(begin)
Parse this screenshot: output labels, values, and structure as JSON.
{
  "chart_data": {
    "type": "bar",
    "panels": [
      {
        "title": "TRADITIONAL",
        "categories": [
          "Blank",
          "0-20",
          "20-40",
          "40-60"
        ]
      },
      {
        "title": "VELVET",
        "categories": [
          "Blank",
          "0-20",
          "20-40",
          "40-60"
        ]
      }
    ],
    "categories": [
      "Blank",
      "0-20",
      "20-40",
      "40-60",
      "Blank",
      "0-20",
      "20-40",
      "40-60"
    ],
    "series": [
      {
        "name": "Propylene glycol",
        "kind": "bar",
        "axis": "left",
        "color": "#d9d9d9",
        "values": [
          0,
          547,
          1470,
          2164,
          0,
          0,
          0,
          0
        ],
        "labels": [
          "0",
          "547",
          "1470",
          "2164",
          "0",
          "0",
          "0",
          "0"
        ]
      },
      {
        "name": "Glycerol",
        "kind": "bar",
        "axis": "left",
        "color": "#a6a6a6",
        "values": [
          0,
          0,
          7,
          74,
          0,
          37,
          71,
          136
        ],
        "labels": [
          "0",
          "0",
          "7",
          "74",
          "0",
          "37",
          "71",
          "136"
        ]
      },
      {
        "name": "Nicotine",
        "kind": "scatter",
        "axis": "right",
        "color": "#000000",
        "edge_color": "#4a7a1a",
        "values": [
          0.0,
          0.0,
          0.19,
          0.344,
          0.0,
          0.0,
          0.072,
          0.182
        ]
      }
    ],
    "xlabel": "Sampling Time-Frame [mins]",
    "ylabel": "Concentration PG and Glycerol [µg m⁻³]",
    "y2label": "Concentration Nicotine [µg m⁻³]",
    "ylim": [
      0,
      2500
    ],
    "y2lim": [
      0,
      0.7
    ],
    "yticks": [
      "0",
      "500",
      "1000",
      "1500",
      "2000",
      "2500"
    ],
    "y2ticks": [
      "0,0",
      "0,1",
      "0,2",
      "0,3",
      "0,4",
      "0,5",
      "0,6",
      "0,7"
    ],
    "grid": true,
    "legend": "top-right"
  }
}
(end)
Exercise description:
Repeat the data above, word for word.

Written response:
Parse this screenshot: output labels, values, and structure as JSON.
{
  "chart_data": {
    "type": "bar",
    "panels": [
      {
        "title": "TRADITIONAL",
        "categories": [
          "Blank",
          "0-20",
          "20-40",
          "40-60"
        ]
      },
      {
        "title": "VELVET",
        "categories": [
          "Blank",
          "0-20",
          "20-40",
          "40-60"
        ]
      }
    ],
    "categories": [
      "Blank",
      "0-20",
      "20-40",
      "40-60",
      "Blank",
      "0-20",
      "20-40",
      "40-60"
    ],
    "series": [
      {
        "name": "Propylene glycol",
        "kind": "bar",
        "axis": "left",
        "color": "#d9d9d9",
        "values": [
          0,
          547,
          1470,
          2164,
          0,
          0,
          0,
          0
        ],
        "labels": [
          "0",
          "547",
          "1470",
          "2164",
          "0",
          "0",
          "0",
          "0"
        ]
      },
      {
        "name": "Glycerol",
        "kind": "bar",
        "axis": "left",
        "color": "#a6a6a6",
        "values": [
          0,
          0,
          7,
          74,
          0,
          37,
          71,
          136
        ],
        "labels": [
          "0",
          "0",
          "7",
          "74",
          "0",
          "37",
          "71",
          "136"
        ]
      },
      {
        "name": "Nicotine",
        "kind": "scatter",
        "axis": "right",
        "color": "#000000",
        "edge_color": "#4a7a1a",
        "values": [
          0.0,
          0.0,
          0.19,
          0.344,
          0.0,
          0.0,
          0.072,
          0.182
        ]
      }
    ],
    "xlabel": "Sampling Time-Frame [mins]",
    "ylabel": "Concentration PG and Glycerol [µg m⁻³]",
    "y2label": "Concentration Nicotine [µg m⁻³]",
    "ylim": [
      0,
      2500
    ],
    "y2lim": [
      0,
      0.7
    ],
    "yticks": [
      "0",
      "500",
      "1000",
      "1500",
      "2000",
      "2500"
    ],
    "y2ticks": [
      "0,0",
      "0,1",
      "0,2",
      "0,3",
      "0,4",
      "0,5",
      "0,6",
      "0,7"
    ],
    "grid": true,
    "legend": "top-right"
  }
}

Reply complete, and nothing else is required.